(Task prompt) Return every line of the records below verbatim, with no pictures in the copy.

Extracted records
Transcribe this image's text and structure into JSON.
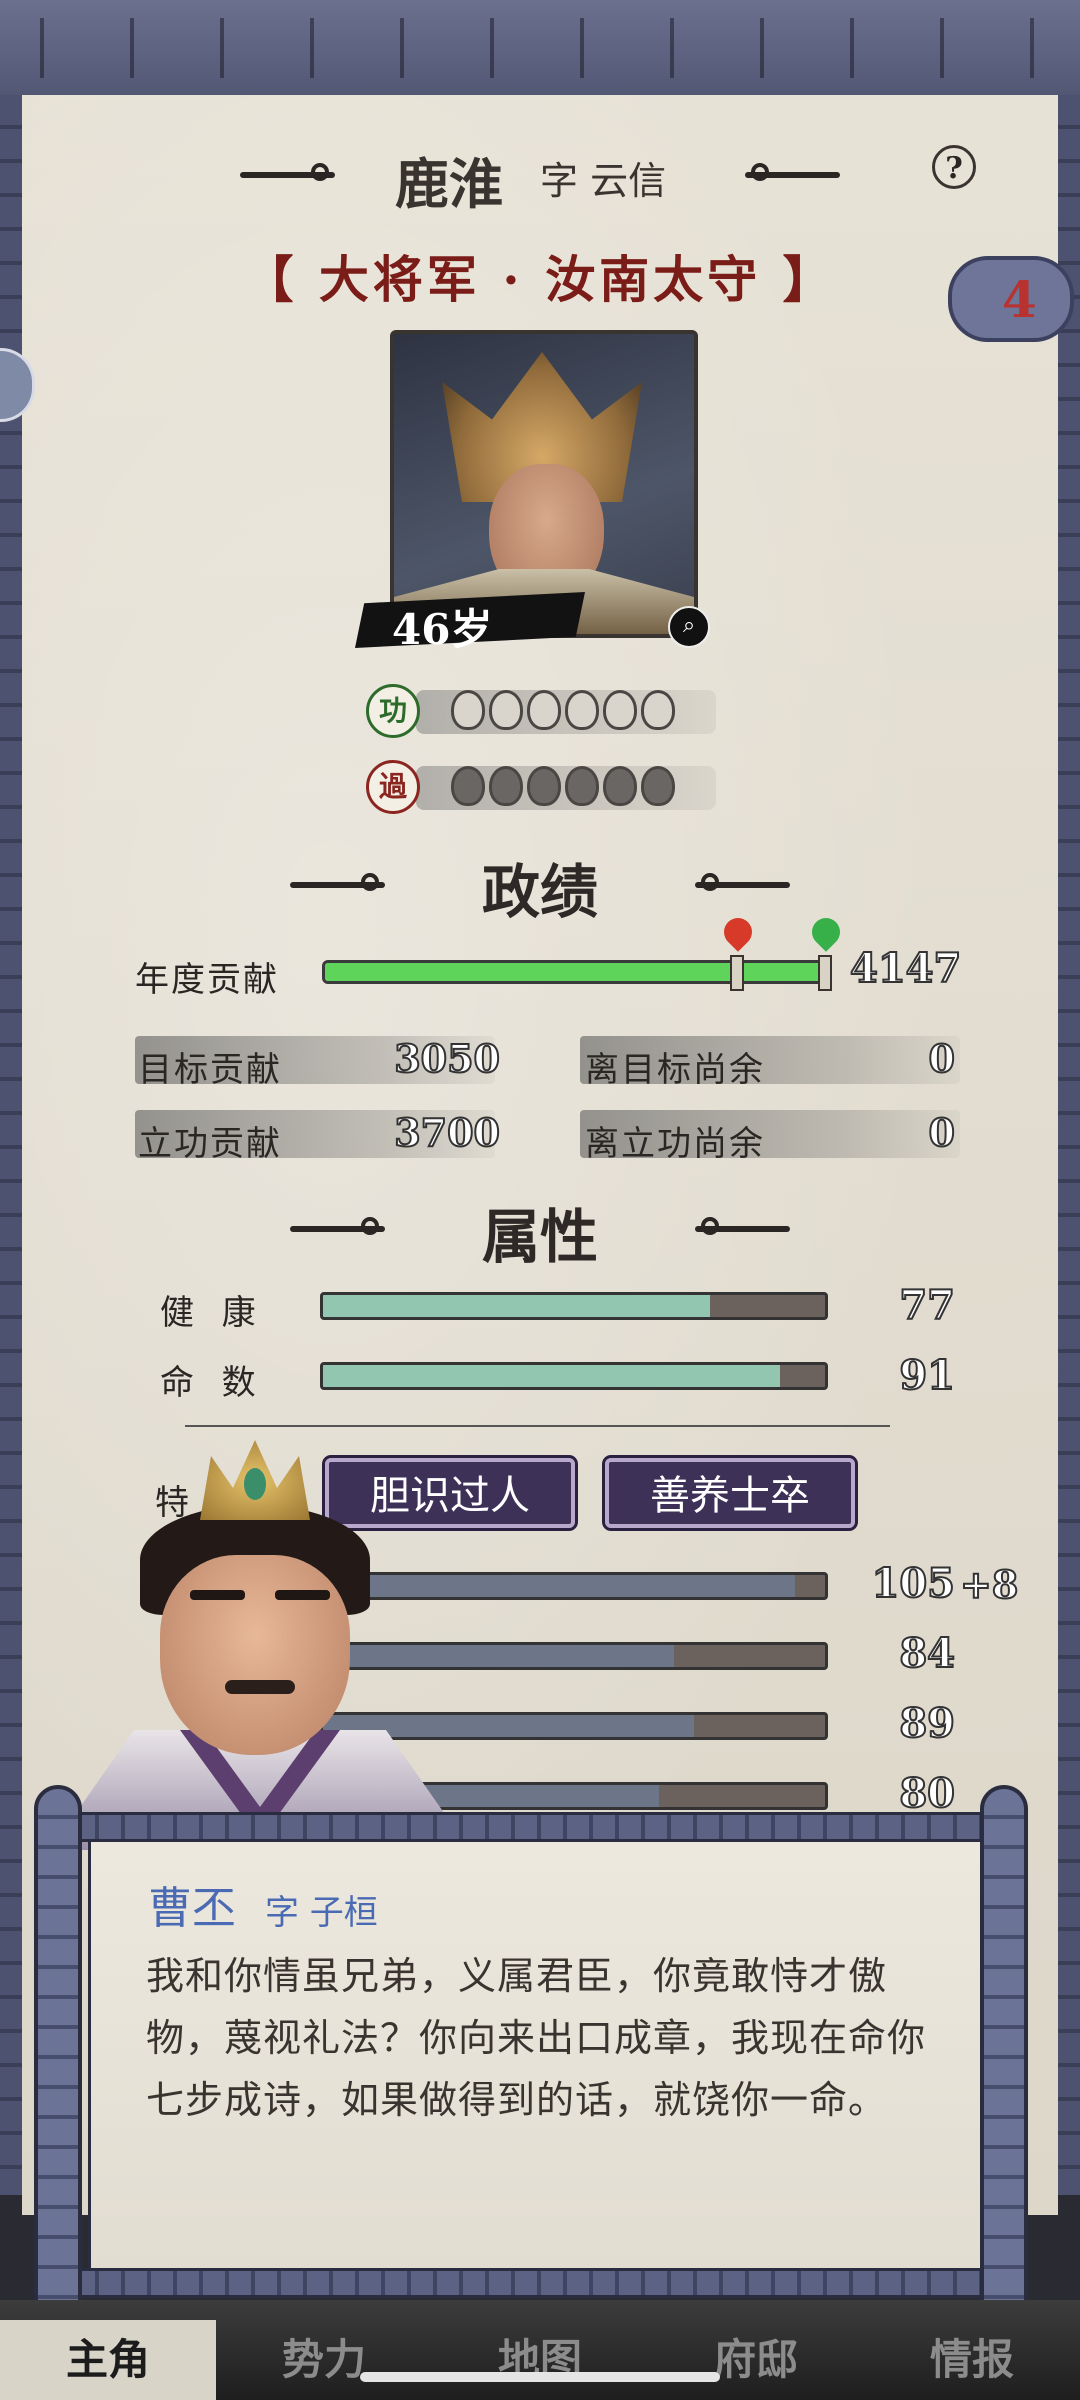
{
  "character": {
    "name": "鹿淮",
    "courtesy": "字 云信",
    "title": "【 大将军 · 汝南太守 】",
    "age": "46岁"
  },
  "badge": {
    "count": "4"
  },
  "merit": {
    "gong_label": "功",
    "guo_label": "過",
    "gong_tokens": 6,
    "guo_tokens": 6
  },
  "performance": {
    "section_title": "政绩",
    "annual_label": "年度贡献",
    "annual_value": "4147",
    "annual_progress": 1.0,
    "target_label": "目标贡献",
    "target_value": "3050",
    "distance_target_label": "离目标尚余",
    "distance_target_value": "0",
    "merit_label": "立功贡献",
    "merit_value": "3700",
    "distance_merit_label": "离立功尚余",
    "distance_merit_value": "0"
  },
  "attributes": {
    "section_title": "属性",
    "items": [
      {
        "label": "健  康",
        "value": "77",
        "level": 0.77
      },
      {
        "label": "命  数",
        "value": "91",
        "level": 0.91
      }
    ]
  },
  "traits": {
    "label_partial": "特",
    "items": [
      "胆识过人",
      "善养士卒"
    ]
  },
  "stats": [
    {
      "value": "105",
      "bonus": "+8",
      "level": 0.94
    },
    {
      "value": "84",
      "level": 0.7
    },
    {
      "value": "89",
      "level": 0.74
    },
    {
      "value": "80",
      "level": 0.67
    }
  ],
  "dialog": {
    "speaker": "曹丕",
    "speaker_courtesy": "字 子桓",
    "text": "我和你情虽兄弟，义属君臣，你竟敢恃才傲物，蔑视礼法？你向来出口成章，我现在命你七步成诗，如果做得到的话，就饶你一命。"
  },
  "nav": {
    "items": [
      "主角",
      "势力",
      "地图",
      "府邸",
      "情报"
    ],
    "active": 0
  },
  "colors": {
    "annual_bar": "#5fd45b",
    "attr_bar": "#93c6b0",
    "title_red": "#7a1c17",
    "trait_bg": "#3d3158",
    "speaker_blue": "#4a6bb3"
  }
}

(Solution to the problem)
Transcribe this image's text and structure into JSON.
{
  "character": {
    "name": "鹿淮",
    "courtesy": "字 云信",
    "title": "【 大将军 · 汝南太守 】",
    "age": "46岁"
  },
  "badge": {
    "count": "4"
  },
  "merit": {
    "gong_label": "功",
    "guo_label": "過",
    "gong_tokens": 6,
    "guo_tokens": 6
  },
  "performance": {
    "section_title": "政绩",
    "annual_label": "年度贡献",
    "annual_value": "4147",
    "annual_progress": 1.0,
    "target_label": "目标贡献",
    "target_value": "3050",
    "distance_target_label": "离目标尚余",
    "distance_target_value": "0",
    "merit_label": "立功贡献",
    "merit_value": "3700",
    "distance_merit_label": "离立功尚余",
    "distance_merit_value": "0"
  },
  "attributes": {
    "section_title": "属性",
    "items": [
      {
        "label": "健  康",
        "value": "77",
        "level": 0.77
      },
      {
        "label": "命  数",
        "value": "91",
        "level": 0.91
      }
    ]
  },
  "traits": {
    "label_partial": "特",
    "items": [
      "胆识过人",
      "善养士卒"
    ]
  },
  "stats": [
    {
      "value": "105",
      "bonus": "+8",
      "level": 0.94
    },
    {
      "value": "84",
      "level": 0.7
    },
    {
      "value": "89",
      "level": 0.74
    },
    {
      "value": "80",
      "level": 0.67
    }
  ],
  "dialog": {
    "speaker": "曹丕",
    "speaker_courtesy": "字 子桓",
    "text": "我和你情虽兄弟，义属君臣，你竟敢恃才傲物，蔑视礼法？你向来出口成章，我现在命你七步成诗，如果做得到的话，就饶你一命。"
  },
  "nav": {
    "items": [
      "主角",
      "势力",
      "地图",
      "府邸",
      "情报"
    ],
    "active": 0
  },
  "colors": {
    "annual_bar": "#5fd45b",
    "attr_bar": "#93c6b0",
    "title_red": "#7a1c17",
    "trait_bg": "#3d3158",
    "speaker_blue": "#4a6bb3"
  }
}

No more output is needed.